§ **Records to use**
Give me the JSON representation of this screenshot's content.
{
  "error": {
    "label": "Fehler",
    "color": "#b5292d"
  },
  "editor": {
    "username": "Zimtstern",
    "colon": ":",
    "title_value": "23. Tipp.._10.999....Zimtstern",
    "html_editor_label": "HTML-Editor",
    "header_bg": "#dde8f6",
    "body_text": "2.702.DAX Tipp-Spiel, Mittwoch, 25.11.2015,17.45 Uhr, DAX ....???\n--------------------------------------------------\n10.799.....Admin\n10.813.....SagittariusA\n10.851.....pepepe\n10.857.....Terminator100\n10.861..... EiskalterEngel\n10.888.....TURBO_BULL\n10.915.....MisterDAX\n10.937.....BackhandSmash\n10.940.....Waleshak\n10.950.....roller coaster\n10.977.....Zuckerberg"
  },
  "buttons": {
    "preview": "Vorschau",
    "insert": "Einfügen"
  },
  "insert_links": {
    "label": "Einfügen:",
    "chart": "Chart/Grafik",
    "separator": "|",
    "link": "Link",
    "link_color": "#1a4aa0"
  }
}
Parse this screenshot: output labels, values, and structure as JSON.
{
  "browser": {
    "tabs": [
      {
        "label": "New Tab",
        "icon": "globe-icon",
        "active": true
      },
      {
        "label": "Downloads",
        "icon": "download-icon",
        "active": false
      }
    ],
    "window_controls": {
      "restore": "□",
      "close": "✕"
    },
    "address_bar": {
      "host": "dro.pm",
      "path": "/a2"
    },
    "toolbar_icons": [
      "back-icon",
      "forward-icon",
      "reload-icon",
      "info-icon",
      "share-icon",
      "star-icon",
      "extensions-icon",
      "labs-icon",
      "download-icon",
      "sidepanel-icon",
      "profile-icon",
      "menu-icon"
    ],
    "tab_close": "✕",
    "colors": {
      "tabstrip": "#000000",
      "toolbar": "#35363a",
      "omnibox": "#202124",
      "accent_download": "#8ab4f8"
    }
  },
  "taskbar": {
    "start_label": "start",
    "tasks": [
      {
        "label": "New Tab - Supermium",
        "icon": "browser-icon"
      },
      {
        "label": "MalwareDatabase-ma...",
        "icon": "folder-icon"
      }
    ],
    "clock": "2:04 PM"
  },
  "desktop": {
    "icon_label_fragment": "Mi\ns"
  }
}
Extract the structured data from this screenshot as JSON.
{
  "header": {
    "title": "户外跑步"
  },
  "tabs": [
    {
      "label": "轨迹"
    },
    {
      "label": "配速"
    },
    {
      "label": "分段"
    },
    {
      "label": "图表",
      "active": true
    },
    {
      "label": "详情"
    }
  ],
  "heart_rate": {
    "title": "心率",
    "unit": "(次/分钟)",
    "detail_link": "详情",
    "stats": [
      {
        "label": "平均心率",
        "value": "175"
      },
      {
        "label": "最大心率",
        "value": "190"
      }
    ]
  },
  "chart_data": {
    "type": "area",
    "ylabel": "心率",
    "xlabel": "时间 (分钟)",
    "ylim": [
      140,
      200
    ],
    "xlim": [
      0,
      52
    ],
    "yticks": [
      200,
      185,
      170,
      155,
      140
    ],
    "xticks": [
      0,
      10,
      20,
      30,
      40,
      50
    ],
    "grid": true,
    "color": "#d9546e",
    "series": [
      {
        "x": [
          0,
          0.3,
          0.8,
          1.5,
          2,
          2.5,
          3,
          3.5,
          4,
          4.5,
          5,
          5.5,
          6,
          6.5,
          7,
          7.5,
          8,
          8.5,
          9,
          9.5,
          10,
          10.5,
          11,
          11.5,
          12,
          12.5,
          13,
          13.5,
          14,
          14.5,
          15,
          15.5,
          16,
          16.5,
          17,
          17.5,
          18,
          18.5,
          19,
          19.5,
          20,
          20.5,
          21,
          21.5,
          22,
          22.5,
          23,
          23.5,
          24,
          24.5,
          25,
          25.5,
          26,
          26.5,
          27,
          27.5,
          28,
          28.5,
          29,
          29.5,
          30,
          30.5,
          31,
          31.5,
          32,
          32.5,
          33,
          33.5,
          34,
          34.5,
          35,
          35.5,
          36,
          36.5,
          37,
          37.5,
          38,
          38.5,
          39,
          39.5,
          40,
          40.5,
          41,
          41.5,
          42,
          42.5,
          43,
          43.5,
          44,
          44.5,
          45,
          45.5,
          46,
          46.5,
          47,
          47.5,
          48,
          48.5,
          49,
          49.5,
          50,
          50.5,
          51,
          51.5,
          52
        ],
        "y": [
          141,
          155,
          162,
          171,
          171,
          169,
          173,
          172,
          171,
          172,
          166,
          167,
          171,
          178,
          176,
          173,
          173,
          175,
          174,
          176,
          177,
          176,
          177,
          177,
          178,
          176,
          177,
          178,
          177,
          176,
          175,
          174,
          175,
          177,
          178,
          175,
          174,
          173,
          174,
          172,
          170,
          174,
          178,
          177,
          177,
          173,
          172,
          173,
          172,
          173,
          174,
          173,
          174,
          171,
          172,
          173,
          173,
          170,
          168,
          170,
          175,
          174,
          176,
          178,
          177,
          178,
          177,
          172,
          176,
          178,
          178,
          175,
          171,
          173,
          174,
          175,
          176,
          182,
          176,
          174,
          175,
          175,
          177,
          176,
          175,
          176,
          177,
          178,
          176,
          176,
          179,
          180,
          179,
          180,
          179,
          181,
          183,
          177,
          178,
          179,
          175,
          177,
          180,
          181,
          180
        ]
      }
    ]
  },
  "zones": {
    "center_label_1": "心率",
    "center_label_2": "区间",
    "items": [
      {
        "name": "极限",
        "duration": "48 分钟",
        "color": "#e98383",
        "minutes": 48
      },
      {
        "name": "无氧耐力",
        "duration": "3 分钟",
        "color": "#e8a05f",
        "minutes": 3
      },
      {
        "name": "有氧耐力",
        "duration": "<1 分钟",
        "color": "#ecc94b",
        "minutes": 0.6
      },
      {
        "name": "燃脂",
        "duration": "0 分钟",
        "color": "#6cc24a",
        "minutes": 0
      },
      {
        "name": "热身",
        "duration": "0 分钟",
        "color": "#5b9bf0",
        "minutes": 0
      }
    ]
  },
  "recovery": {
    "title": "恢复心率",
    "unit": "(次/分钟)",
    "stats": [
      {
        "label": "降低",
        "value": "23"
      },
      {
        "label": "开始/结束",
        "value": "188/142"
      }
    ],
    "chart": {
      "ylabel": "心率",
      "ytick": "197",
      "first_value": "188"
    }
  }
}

§ **Aim**
Repeat every record exactly as written, please.

§ **Result of the task**
Give me the JSON representation of this screenshot's content.
{
  "error": {
    "label": "Fehler",
    "color": "#b5292d"
  },
  "editor": {
    "username": "Zimtstern",
    "colon": ":",
    "title_value": "23. Tipp.._10.999....Zimtstern",
    "html_editor_label": "HTML-Editor",
    "header_bg": "#dde8f6",
    "body_text": "2.702.DAX Tipp-Spiel, Mittwoch, 25.11.2015,17.45 Uhr, DAX ....???\n--------------------------------------------------\n10.799.....Admin\n10.813.....SagittariusA\n10.851.....pepepe\n10.857.....Terminator100\n10.861..... EiskalterEngel\n10.888.....TURBO_BULL\n10.915.....MisterDAX\n10.937.....BackhandSmash\n10.940.....Waleshak\n10.950.....roller coaster\n10.977.....Zuckerberg"
  },
  "buttons": {
    "preview": "Vorschau",
    "insert": "Einfügen"
  },
  "insert_links": {
    "label": "Einfügen:",
    "chart": "Chart/Grafik",
    "separator": "|",
    "link": "Link",
    "link_color": "#1a4aa0"
  }
}
Parse this screenshot: output labels, values, and structure as JSON.
{
  "browser": {
    "tabs": [
      {
        "label": "New Tab",
        "icon": "globe-icon",
        "active": true
      },
      {
        "label": "Downloads",
        "icon": "download-icon",
        "active": false
      }
    ],
    "window_controls": {
      "restore": "□",
      "close": "✕"
    },
    "address_bar": {
      "host": "dro.pm",
      "path": "/a2"
    },
    "toolbar_icons": [
      "back-icon",
      "forward-icon",
      "reload-icon",
      "info-icon",
      "share-icon",
      "star-icon",
      "extensions-icon",
      "labs-icon",
      "download-icon",
      "sidepanel-icon",
      "profile-icon",
      "menu-icon"
    ],
    "tab_close": "✕",
    "colors": {
      "tabstrip": "#000000",
      "toolbar": "#35363a",
      "omnibox": "#202124",
      "accent_download": "#8ab4f8"
    }
  },
  "taskbar": {
    "start_label": "start",
    "tasks": [
      {
        "label": "New Tab - Supermium",
        "icon": "browser-icon"
      },
      {
        "label": "MalwareDatabase-ma...",
        "icon": "folder-icon"
      }
    ],
    "clock": "2:04 PM"
  },
  "desktop": {
    "icon_label_fragment": "Mi\ns"
  }
}
Extract the structured data from this screenshot as JSON.
{
  "header": {
    "title": "户外跑步"
  },
  "tabs": [
    {
      "label": "轨迹"
    },
    {
      "label": "配速"
    },
    {
      "label": "分段"
    },
    {
      "label": "图表",
      "active": true
    },
    {
      "label": "详情"
    }
  ],
  "heart_rate": {
    "title": "心率",
    "unit": "(次/分钟)",
    "detail_link": "详情",
    "stats": [
      {
        "label": "平均心率",
        "value": "175"
      },
      {
        "label": "最大心率",
        "value": "190"
      }
    ]
  },
  "chart_data": {
    "type": "area",
    "ylabel": "心率",
    "xlabel": "时间 (分钟)",
    "ylim": [
      140,
      200
    ],
    "xlim": [
      0,
      52
    ],
    "yticks": [
      200,
      185,
      170,
      155,
      140
    ],
    "xticks": [
      0,
      10,
      20,
      30,
      40,
      50
    ],
    "grid": true,
    "color": "#d9546e",
    "series": [
      {
        "x": [
          0,
          0.3,
          0.8,
          1.5,
          2,
          2.5,
          3,
          3.5,
          4,
          4.5,
          5,
          5.5,
          6,
          6.5,
          7,
          7.5,
          8,
          8.5,
          9,
          9.5,
          10,
          10.5,
          11,
          11.5,
          12,
          12.5,
          13,
          13.5,
          14,
          14.5,
          15,
          15.5,
          16,
          16.5,
          17,
          17.5,
          18,
          18.5,
          19,
          19.5,
          20,
          20.5,
          21,
          21.5,
          22,
          22.5,
          23,
          23.5,
          24,
          24.5,
          25,
          25.5,
          26,
          26.5,
          27,
          27.5,
          28,
          28.5,
          29,
          29.5,
          30,
          30.5,
          31,
          31.5,
          32,
          32.5,
          33,
          33.5,
          34,
          34.5,
          35,
          35.5,
          36,
          36.5,
          37,
          37.5,
          38,
          38.5,
          39,
          39.5,
          40,
          40.5,
          41,
          41.5,
          42,
          42.5,
          43,
          43.5,
          44,
          44.5,
          45,
          45.5,
          46,
          46.5,
          47,
          47.5,
          48,
          48.5,
          49,
          49.5,
          50,
          50.5,
          51,
          51.5,
          52
        ],
        "y": [
          141,
          155,
          162,
          171,
          171,
          169,
          173,
          172,
          171,
          172,
          166,
          167,
          171,
          178,
          176,
          173,
          173,
          175,
          174,
          176,
          177,
          176,
          177,
          177,
          178,
          176,
          177,
          178,
          177,
          176,
          175,
          174,
          175,
          177,
          178,
          175,
          174,
          173,
          174,
          172,
          170,
          174,
          178,
          177,
          177,
          173,
          172,
          173,
          172,
          173,
          174,
          173,
          174,
          171,
          172,
          173,
          173,
          170,
          168,
          170,
          175,
          174,
          176,
          178,
          177,
          178,
          177,
          172,
          176,
          178,
          178,
          175,
          171,
          173,
          174,
          175,
          176,
          182,
          176,
          174,
          175,
          175,
          177,
          176,
          175,
          176,
          177,
          178,
          176,
          176,
          179,
          180,
          179,
          180,
          179,
          181,
          183,
          177,
          178,
          179,
          175,
          177,
          180,
          181,
          180
        ]
      }
    ]
  },
  "zones": {
    "center_label_1": "心率",
    "center_label_2": "区间",
    "items": [
      {
        "name": "极限",
        "duration": "48 分钟",
        "color": "#e98383",
        "minutes": 48
      },
      {
        "name": "无氧耐力",
        "duration": "3 分钟",
        "color": "#e8a05f",
        "minutes": 3
      },
      {
        "name": "有氧耐力",
        "duration": "<1 分钟",
        "color": "#ecc94b",
        "minutes": 0.6
      },
      {
        "name": "燃脂",
        "duration": "0 分钟",
        "color": "#6cc24a",
        "minutes": 0
      },
      {
        "name": "热身",
        "duration": "0 分钟",
        "color": "#5b9bf0",
        "minutes": 0
      }
    ]
  },
  "recovery": {
    "title": "恢复心率",
    "unit": "(次/分钟)",
    "stats": [
      {
        "label": "降低",
        "value": "23"
      },
      {
        "label": "开始/结束",
        "value": "188/142"
      }
    ],
    "chart": {
      "ylabel": "心率",
      "ytick": "197",
      "first_value": "188"
    }
  }
}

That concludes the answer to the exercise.